# Circuito para intercomunicador



## Raúl (May 18, 2005)

Necesito armar un intercomunicador ( auriculares con micrófono ) para usarse en un ambiente ruidoso ( un Ultraliviano ), debe tener según me dijeron una atenuación de ruido de unos 17 db. Puede usarse un LM380 y micrófonos electret?, algún circuito recomendable?

Mis conocimientos de electrónica son limitados.
Gracias


----------



## MaMu (May 19, 2005)

Yo te recomendaria que uses un LM386. Busca la hoja de datos de este amplificador y con pocos componentes podes lograr un intercomunicador de alta calidad.


----------



## Javico (Jul 13, 2005)

Hola Raul

Me gustaría saber si solucionaste tu problema ya que yo tengo el mismo problema que tú, tengo conocimientos limitados de electronica y necesito un intercomunicador de características parecidas a las tuyas.

Si tuviste éxito, sería mucho pedirte que me ayudaras con el diagrama y la lista de componentes.

Gracias por tu ayuda y saludos.


----------



## MaMu (Jul 13, 2005)

Si me indican las características necesarias, con tod gusto puedo poner algun diseño de altas prestaciones con componentes corrientes.


----------



## electron (Ene 10, 2008)

El circuito que publica mamu funciona bien pero en ambientes donde haya poco ruido, la cantidad de estática que amplifica es descomunal, terminé sintonizando varias de las emisoras locales y algunos canales de tv.


----------



## dgg006 (Sep 11, 2008)

saben algun circuito simple pero que valla por cable?, osea, que no sea con emisores de radio. Algo parecido a un portero eléctrico, pero que las unicas funciones que tenga sea de hablar entre 2. Yo lo quiero para adaptarlos a 2 cascos de moto, ya que suelo hacer viajes largos y es imposible hablar con el acompañante a 100km/h


----------



## pepestudios (Ago 21, 2009)

Hola a todos aqui les dejo un excelente intercomunicador para motos con cancelacion de ruido, que lo disfruten.


----------



## mufo (Jun 25, 2010)

pepestudios dijo:


> Hola a todos aqui les dejo un excelente intercomunicador para motos con cancelacion de ruido, que lo disfruten.



me parece un aporte gigante pero quiero saber si el PCB que aparece se imprime y esta lista para armar, o es solo una referencia (lo digo por las dimensiones)
y otra cosa, en la distribucion de componentes, no se ven los nombres de los componentes,
alguien tendra esa informacion con mayor nitidez?
gracias


----------



## Gustavo Fuentes (Jun 27, 2010)

____

Qué debes hacer >>
a) Extrae del hilo sobre el intercomunicador el fragmento que va desde "Necesito armar un" hasta "(May 19, 2005)", ambas partes incluidas.
b) Indica si cada afirmación concuerda con el hilo sobre el intercomunicador. Responde sí o no y cita las palabras del hilo que lo deciden: (i) MaMu recomienda usar un LM386. (ii) dgg006 busca un circuito que funcione con emisores de radio. (iii) Raúl afirma tener amplios conocimientos de electrónica.
Para resolver las tareas no necesitas los datos.

[Entradas de elementos de maquetación]
____

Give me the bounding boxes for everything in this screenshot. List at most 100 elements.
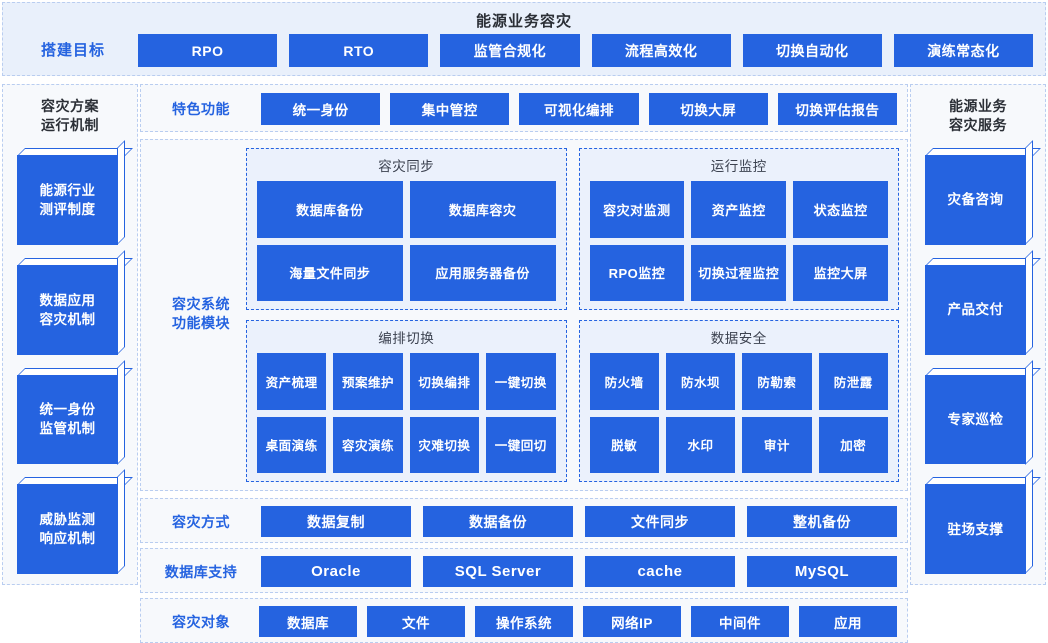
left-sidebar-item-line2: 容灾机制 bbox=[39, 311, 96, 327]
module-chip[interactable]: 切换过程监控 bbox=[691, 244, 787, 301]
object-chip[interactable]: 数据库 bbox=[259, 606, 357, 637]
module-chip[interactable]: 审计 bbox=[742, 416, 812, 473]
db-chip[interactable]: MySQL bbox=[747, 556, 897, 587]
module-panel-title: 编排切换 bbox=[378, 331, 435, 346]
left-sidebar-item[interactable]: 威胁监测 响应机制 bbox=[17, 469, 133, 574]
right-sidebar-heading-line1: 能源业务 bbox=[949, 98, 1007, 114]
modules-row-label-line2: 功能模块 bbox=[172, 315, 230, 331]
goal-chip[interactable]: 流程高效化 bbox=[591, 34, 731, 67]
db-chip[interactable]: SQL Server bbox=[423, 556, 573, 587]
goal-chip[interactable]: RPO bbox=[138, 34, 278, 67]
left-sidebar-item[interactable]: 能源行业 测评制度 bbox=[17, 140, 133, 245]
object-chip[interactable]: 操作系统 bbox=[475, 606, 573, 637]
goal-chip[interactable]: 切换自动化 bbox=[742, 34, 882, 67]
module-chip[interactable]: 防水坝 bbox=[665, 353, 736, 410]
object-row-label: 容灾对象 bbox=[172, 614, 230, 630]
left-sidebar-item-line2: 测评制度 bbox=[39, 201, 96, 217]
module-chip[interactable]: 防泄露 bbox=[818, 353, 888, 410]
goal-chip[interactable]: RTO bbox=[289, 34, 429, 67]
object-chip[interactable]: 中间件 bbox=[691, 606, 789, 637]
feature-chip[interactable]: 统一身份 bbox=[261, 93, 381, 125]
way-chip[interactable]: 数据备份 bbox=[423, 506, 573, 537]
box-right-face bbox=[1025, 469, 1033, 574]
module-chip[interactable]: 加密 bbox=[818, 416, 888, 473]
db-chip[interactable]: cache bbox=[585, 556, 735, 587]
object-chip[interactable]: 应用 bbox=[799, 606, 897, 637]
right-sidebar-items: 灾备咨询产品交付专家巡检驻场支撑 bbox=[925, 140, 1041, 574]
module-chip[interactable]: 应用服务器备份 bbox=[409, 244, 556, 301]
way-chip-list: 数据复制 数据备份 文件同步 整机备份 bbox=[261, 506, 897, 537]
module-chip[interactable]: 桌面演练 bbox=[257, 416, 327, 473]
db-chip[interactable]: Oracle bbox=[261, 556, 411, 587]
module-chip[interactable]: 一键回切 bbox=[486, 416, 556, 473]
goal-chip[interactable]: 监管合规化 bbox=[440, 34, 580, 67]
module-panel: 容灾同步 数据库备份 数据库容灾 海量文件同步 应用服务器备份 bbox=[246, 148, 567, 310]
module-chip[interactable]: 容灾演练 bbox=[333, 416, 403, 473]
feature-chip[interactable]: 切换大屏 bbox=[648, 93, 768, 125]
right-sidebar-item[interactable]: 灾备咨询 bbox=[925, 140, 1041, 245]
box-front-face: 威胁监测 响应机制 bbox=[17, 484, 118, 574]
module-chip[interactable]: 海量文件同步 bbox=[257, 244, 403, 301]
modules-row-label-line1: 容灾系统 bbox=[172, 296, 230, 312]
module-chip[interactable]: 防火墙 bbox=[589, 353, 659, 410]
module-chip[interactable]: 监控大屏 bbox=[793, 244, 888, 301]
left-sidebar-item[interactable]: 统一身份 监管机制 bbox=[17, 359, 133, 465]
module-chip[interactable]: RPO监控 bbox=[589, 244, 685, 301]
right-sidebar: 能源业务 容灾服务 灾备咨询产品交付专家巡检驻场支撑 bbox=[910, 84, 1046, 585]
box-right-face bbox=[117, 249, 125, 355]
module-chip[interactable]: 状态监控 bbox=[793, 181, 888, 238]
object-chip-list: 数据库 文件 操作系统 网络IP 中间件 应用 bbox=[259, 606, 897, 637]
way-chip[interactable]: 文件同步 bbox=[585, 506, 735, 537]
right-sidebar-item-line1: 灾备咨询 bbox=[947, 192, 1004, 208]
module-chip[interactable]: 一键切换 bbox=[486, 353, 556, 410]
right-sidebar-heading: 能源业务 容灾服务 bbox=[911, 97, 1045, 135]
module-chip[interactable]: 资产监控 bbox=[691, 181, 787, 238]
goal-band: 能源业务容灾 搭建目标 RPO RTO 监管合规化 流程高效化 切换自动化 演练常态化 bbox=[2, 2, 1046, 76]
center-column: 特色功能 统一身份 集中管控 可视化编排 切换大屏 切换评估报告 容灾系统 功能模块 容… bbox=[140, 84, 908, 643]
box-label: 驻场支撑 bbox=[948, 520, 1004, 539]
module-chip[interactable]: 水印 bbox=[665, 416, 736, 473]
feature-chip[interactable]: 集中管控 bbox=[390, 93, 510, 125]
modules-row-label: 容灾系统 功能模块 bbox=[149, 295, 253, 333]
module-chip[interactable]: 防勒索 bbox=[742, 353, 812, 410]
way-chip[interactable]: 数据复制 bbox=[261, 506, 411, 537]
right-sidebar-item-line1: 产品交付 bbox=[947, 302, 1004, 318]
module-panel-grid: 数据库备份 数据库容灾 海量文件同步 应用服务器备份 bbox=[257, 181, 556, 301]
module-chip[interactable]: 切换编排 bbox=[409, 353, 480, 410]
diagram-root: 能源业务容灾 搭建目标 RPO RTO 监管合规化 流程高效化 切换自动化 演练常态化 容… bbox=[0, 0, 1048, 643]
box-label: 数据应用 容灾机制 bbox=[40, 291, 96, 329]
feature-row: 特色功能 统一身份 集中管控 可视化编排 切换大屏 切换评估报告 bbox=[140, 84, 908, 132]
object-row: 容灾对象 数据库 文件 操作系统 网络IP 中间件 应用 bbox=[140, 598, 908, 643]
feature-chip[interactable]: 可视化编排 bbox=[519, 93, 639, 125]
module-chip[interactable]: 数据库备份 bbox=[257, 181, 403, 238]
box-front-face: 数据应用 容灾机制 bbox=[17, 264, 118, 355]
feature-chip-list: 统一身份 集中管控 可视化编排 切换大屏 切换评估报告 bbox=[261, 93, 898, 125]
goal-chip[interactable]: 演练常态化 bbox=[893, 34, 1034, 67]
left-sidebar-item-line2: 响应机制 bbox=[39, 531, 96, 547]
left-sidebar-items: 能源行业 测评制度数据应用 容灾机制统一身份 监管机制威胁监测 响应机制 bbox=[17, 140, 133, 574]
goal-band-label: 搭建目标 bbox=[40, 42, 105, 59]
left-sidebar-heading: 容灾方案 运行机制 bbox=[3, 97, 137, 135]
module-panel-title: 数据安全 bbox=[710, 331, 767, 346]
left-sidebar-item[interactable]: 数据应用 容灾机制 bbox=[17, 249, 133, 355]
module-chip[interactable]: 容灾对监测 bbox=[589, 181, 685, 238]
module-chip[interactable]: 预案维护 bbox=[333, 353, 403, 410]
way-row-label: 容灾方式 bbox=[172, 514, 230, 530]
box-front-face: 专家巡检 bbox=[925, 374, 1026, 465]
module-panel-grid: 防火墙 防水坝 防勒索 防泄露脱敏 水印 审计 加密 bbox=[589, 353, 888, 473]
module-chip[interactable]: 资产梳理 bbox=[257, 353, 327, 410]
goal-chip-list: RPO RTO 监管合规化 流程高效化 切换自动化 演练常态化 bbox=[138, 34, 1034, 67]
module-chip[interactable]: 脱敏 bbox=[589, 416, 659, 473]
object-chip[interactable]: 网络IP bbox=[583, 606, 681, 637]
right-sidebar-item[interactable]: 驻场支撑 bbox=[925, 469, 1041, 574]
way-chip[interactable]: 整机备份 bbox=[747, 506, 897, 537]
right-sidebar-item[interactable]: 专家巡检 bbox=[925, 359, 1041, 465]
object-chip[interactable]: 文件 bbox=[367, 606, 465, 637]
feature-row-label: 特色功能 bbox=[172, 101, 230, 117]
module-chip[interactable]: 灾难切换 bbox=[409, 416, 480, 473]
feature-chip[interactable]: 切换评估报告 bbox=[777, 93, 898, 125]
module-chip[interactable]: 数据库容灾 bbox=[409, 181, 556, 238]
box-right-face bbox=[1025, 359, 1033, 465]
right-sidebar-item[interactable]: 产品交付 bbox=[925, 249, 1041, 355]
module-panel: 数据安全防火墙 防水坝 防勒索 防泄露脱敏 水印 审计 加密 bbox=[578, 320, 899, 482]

____

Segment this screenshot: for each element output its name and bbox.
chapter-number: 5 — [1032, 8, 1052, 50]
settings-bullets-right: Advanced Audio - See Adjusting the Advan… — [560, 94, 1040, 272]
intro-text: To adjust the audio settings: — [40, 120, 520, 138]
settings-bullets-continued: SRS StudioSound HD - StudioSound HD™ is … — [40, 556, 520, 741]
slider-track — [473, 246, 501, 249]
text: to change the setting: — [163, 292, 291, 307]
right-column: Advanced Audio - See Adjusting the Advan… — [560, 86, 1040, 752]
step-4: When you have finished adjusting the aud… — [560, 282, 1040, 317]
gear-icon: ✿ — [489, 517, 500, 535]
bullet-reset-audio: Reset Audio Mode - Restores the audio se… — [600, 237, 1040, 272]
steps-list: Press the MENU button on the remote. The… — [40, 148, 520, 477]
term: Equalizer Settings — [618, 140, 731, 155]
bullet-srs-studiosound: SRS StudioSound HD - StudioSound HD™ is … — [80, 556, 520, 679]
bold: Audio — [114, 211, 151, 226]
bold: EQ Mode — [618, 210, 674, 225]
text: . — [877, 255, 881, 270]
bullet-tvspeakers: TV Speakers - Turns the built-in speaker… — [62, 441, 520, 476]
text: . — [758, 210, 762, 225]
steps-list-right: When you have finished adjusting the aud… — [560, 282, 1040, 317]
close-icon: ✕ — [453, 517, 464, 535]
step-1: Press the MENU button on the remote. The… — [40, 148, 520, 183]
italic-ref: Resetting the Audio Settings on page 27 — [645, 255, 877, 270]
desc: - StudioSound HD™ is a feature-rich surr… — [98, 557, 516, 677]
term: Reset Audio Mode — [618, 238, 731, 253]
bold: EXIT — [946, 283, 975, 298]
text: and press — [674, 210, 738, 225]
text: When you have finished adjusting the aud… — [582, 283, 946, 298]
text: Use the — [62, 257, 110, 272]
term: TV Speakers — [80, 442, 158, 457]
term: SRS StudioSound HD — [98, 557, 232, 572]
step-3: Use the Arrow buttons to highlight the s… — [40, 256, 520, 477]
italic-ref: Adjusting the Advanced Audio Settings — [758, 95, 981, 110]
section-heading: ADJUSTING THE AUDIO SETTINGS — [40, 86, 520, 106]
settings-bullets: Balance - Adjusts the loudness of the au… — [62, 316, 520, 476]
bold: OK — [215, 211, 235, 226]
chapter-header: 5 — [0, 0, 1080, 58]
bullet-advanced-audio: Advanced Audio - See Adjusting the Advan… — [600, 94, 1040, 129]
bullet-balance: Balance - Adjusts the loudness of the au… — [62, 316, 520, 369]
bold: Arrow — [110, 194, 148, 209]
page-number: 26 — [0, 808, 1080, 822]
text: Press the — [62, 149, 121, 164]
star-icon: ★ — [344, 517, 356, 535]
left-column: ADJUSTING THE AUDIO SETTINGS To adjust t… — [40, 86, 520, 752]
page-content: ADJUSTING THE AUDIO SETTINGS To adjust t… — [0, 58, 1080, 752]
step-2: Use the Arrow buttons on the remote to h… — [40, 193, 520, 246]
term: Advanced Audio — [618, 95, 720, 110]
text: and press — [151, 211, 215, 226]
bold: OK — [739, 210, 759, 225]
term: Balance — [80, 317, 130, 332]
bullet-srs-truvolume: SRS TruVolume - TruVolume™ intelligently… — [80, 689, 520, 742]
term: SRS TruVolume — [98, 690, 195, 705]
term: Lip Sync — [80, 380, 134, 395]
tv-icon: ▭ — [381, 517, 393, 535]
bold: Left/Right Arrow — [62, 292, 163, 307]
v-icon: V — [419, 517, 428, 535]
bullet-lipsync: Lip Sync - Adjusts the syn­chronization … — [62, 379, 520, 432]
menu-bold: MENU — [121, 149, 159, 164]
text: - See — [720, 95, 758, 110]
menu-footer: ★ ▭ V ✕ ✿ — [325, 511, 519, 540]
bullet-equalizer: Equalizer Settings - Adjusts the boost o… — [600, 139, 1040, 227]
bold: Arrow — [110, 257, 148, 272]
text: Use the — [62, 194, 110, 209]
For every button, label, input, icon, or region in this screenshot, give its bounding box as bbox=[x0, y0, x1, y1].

____

Respuestas del ejercicio >>
a)
Necesito armar un intercomunicador ( auriculares con micrófono ) para usarse en un ambiente ruidoso ( un Ultraliviano ), debe tener según me dijeron una atenuación de ruido de unos 17 db. Puede usarse un LM380 y micrófonos electret?, algún circuito recomendable?

Mis conocimientos de electrónica son limitados.
Gracias


----------



## MaMu (May 19, 2005)

b)
(i) Sí: "Yo te recomendaria que uses un LM386."
(ii) No: "que no sea con emisores de radio".
(iii) No: "Mis conocimientos de electrónica son limitados."